-- Start TEXT BLOCK --
So anyway, I looked at The Arrival, then read some Jameson, then read the Times article about Rachel Maddow getting her own show. I haven't actually watched or listened to Maddow very much, but I've enjoyed her when I've happened to see her on something or other (as often as not, YouTube), but I'm thrilled a major network is giving an out lesbian with a doctorate in political science her own show. I also love that her birthday is (according to Wikipedia) April Fool's Day, which is also the birthday of my paternal grandfather and Samuel R. Delany. (And wouldn't Delany just make the greatest guest on the show?! Imagine! They could do a birthday show together!)

All of this was apparently brewing in my brain last night, because I woke up this morning having dreamed that I somehow had become an advisor to Barack Obama, and we were in a little room with Noam Chomsky and China Miéville, trying to decide which one was going to be Obama's running mate. Chomsky protested that he's older than McCain, and Miéville said he's not a U.S. citizen, and Obama stood there and held his chin in his hand and looked thoughtful for a long time. But somewhere during the dream, he said, "Okay, I'm going to go make the announcement." And that's all I remember.
-- End TEXT BLOCK --
### THINGS TO DO:
- A) Reproduce the blog post from "So anyway, I" to "birthday show together!)".
- B) Condense the blog post's paragraph beginning "All of this was apparently brewing" into a short bulleted list that keeps its main facts.
Work only from the blog post above.
-- Start DATA SHOWN --
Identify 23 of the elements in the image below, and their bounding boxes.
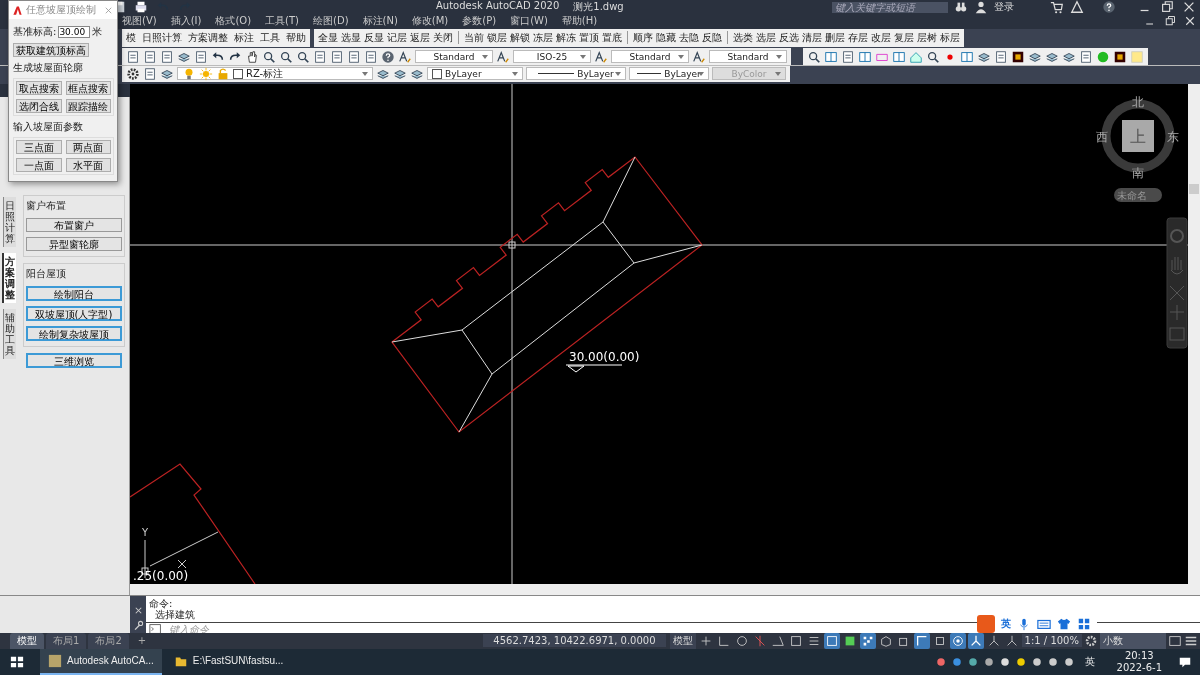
-- End DATA SHOWN --
### RESULTS FOR EACH TASK:
- A)
So anyway, I looked at The Arrival, then read some Jameson, then read the Times article about Rachel Maddow getting her own show. I haven't actually watched or listened to Maddow very much, but I've enjoyed her when I've happened to see her on something or other (as often as not, YouTube), but I'm thrilled a major network is giving an out lesbian with a doctorate in political science her own show. I also love that her birthday is (according to Wikipedia) April Fool's Day, which is also the birthday of my paternal grandfather and Samuel R. Delany. (And wouldn't Delany just make the greatest guest on the show?! Imagine! They could do a birthday show together!)

- B)
- The previous night's thoughts led to a dream, remembered on waking, of having become an advisor to Barack Obama.
- In a small room with Noam Chomsky and China Miéville, the group tried to decide which of the two would be Obama's running mate.
- Chomsky objected that he is older than McCain, and Miéville said he is not a U.S. citizen.
- Obama held his chin and looked thoughtful for a long time, then said he was going to make the announcement, which is all that is remembered.